Among the lines listed below, count those that include the string "SVEUKUPAN", and state only the count.

Data extracted from a collection
* start *

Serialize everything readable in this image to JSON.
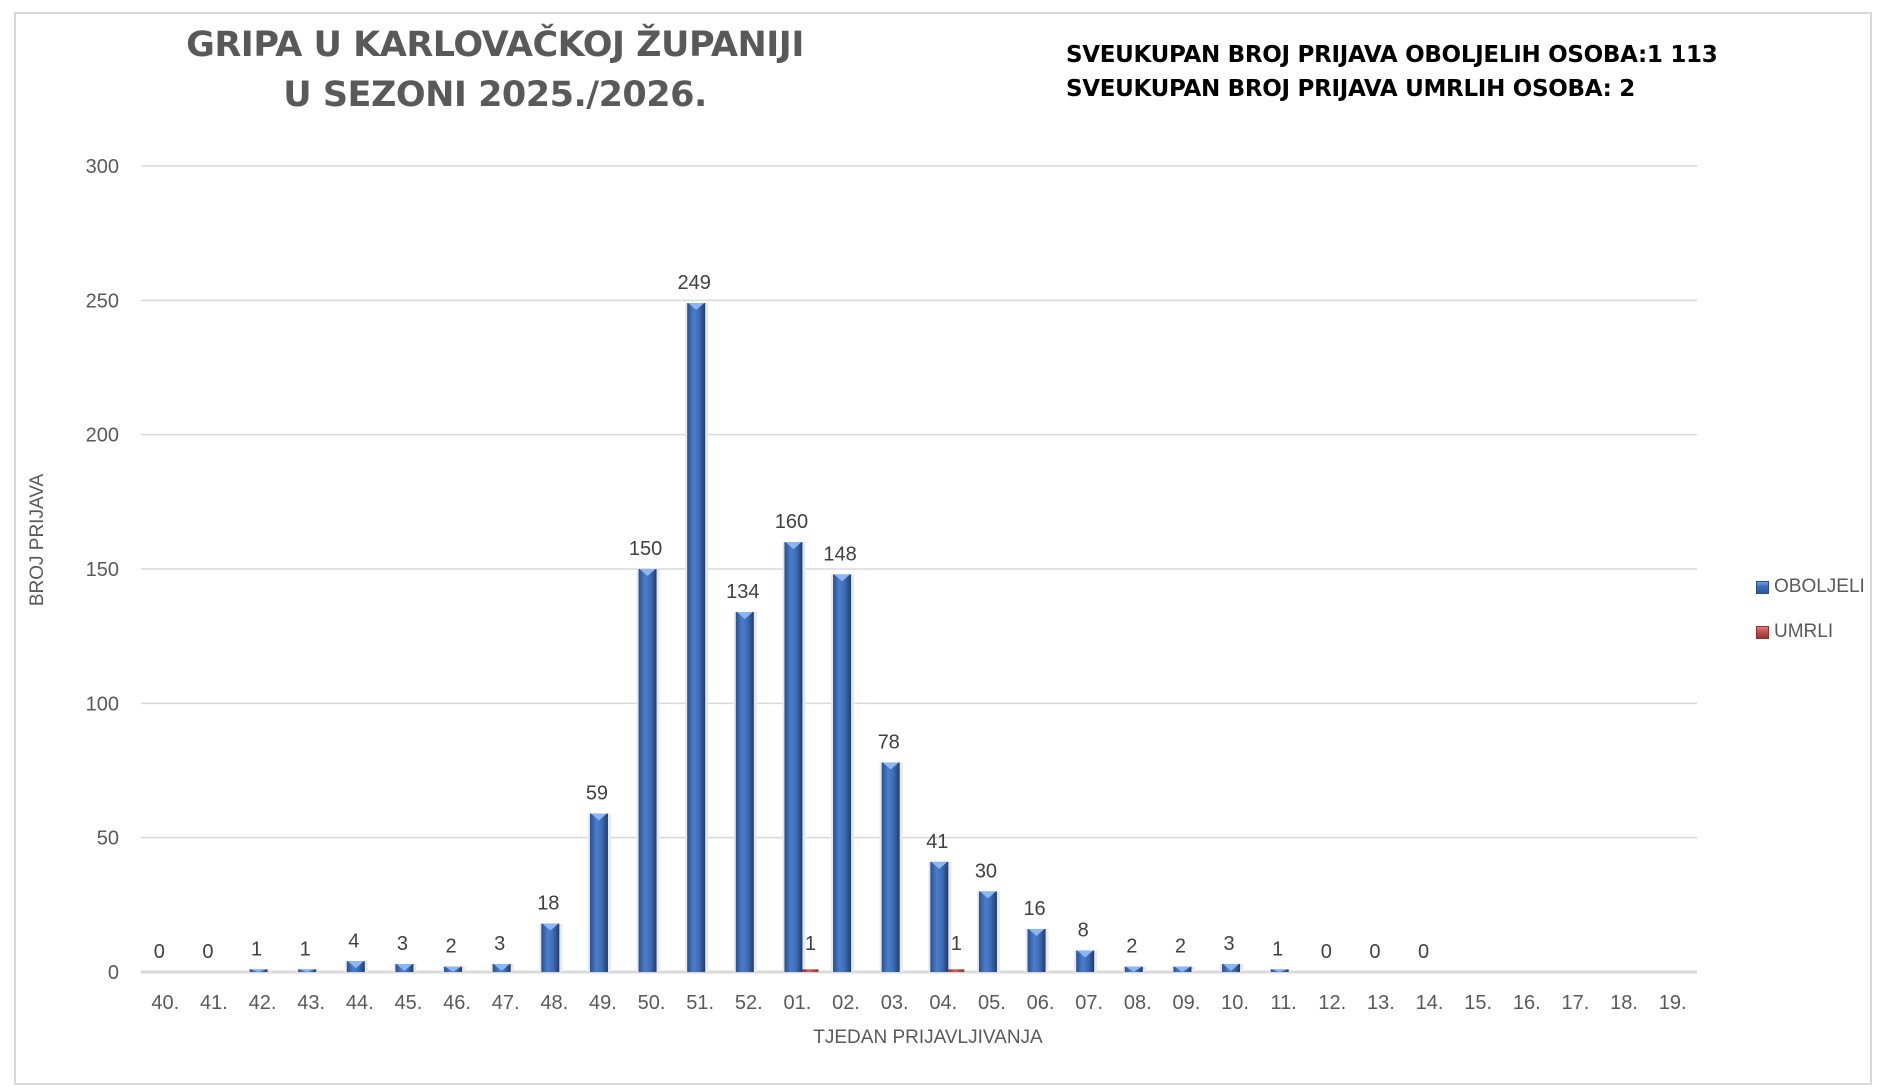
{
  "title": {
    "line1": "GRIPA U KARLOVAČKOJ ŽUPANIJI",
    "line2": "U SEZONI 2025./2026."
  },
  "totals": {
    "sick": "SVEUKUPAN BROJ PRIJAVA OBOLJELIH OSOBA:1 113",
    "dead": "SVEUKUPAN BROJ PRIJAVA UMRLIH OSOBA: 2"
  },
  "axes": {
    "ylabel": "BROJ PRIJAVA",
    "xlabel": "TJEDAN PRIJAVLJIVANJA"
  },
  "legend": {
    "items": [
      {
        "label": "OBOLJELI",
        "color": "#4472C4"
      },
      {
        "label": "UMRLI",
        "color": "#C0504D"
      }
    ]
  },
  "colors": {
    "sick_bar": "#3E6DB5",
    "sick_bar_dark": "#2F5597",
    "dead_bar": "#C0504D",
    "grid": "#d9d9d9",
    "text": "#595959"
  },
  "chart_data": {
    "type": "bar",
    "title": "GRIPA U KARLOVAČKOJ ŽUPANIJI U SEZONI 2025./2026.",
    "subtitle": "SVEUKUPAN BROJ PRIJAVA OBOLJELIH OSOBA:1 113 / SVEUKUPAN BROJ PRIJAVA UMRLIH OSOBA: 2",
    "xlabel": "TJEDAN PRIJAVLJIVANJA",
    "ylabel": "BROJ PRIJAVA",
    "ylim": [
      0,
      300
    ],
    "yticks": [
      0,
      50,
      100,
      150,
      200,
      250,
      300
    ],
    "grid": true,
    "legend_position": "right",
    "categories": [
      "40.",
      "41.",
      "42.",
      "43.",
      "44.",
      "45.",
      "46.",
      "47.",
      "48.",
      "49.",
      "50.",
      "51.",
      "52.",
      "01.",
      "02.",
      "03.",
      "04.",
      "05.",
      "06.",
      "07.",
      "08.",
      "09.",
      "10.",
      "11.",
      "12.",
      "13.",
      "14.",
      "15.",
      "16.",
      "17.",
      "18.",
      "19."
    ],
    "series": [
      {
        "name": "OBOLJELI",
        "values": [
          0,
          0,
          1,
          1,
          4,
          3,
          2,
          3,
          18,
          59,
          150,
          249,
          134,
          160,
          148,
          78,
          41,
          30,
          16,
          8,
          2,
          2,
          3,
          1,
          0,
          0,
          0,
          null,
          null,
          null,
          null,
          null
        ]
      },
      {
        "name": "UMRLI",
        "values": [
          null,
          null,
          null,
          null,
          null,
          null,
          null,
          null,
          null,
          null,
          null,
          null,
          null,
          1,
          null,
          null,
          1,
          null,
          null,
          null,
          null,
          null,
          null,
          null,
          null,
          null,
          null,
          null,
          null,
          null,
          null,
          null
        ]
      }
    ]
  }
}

* end *
* start *

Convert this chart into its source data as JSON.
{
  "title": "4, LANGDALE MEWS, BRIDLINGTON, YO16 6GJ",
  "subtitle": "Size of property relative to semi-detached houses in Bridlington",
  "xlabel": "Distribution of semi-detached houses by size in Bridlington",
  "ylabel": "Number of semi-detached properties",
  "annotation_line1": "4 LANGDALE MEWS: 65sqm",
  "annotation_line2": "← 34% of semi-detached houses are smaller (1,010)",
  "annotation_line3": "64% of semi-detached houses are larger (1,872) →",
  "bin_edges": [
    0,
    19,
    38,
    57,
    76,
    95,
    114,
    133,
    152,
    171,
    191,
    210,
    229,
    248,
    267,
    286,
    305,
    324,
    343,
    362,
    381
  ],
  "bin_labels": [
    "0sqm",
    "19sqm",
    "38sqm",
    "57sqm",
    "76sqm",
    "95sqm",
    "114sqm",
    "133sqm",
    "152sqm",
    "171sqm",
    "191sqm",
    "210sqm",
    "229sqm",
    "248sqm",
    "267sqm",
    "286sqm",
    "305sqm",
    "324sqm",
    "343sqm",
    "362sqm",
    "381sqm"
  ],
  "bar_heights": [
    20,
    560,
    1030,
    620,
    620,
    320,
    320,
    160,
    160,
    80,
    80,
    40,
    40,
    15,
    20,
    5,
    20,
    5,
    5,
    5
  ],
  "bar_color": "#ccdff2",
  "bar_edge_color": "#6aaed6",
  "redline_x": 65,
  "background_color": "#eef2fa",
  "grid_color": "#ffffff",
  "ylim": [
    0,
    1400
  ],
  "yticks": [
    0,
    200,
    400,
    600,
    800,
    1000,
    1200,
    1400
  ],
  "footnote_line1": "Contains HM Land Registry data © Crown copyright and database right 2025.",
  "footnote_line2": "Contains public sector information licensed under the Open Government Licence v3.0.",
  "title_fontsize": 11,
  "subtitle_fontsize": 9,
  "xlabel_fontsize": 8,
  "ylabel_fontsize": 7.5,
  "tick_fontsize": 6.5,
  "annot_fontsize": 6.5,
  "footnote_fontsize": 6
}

* end *

FULL SOLUTION. 3